== Task to complete ==
Every record must be transcribed in its entirety, apart from the images, which are to be omitted.

(Figure record listings)
::::::::::
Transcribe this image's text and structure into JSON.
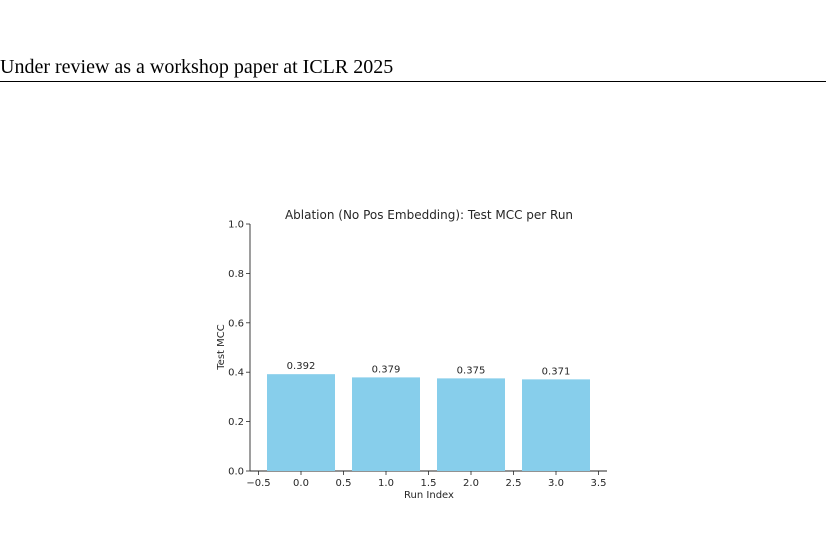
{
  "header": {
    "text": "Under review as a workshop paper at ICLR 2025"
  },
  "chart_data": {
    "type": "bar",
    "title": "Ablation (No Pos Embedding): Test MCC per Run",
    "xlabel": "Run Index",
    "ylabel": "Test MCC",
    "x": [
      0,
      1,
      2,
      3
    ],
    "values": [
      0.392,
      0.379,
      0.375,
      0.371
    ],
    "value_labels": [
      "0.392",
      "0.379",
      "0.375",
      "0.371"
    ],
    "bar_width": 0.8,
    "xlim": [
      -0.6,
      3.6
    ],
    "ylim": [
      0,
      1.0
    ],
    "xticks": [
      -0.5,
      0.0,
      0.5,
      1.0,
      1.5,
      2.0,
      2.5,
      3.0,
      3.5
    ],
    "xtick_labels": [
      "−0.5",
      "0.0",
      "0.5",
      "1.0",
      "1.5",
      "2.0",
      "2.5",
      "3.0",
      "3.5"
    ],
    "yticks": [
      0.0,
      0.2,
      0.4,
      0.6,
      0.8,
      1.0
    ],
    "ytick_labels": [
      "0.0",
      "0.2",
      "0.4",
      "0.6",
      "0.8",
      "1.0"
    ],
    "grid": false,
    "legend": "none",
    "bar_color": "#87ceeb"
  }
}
::::::::::
== Exercise answer ==
Transcribe this image's text and structure into JSON.
{
  "header": {
    "text": "Under review as a workshop paper at ICLR 2025"
  },
  "chart_data": {
    "type": "bar",
    "title": "Ablation (No Pos Embedding): Test MCC per Run",
    "xlabel": "Run Index",
    "ylabel": "Test MCC",
    "x": [
      0,
      1,
      2,
      3
    ],
    "values": [
      0.392,
      0.379,
      0.375,
      0.371
    ],
    "value_labels": [
      "0.392",
      "0.379",
      "0.375",
      "0.371"
    ],
    "bar_width": 0.8,
    "xlim": [
      -0.6,
      3.6
    ],
    "ylim": [
      0,
      1.0
    ],
    "xticks": [
      -0.5,
      0.0,
      0.5,
      1.0,
      1.5,
      2.0,
      2.5,
      3.0,
      3.5
    ],
    "xtick_labels": [
      "−0.5",
      "0.0",
      "0.5",
      "1.0",
      "1.5",
      "2.0",
      "2.5",
      "3.0",
      "3.5"
    ],
    "yticks": [
      0.0,
      0.2,
      0.4,
      0.6,
      0.8,
      1.0
    ],
    "ytick_labels": [
      "0.0",
      "0.2",
      "0.4",
      "0.6",
      "0.8",
      "1.0"
    ],
    "grid": false,
    "legend": "none",
    "bar_color": "#87ceeb"
  }
}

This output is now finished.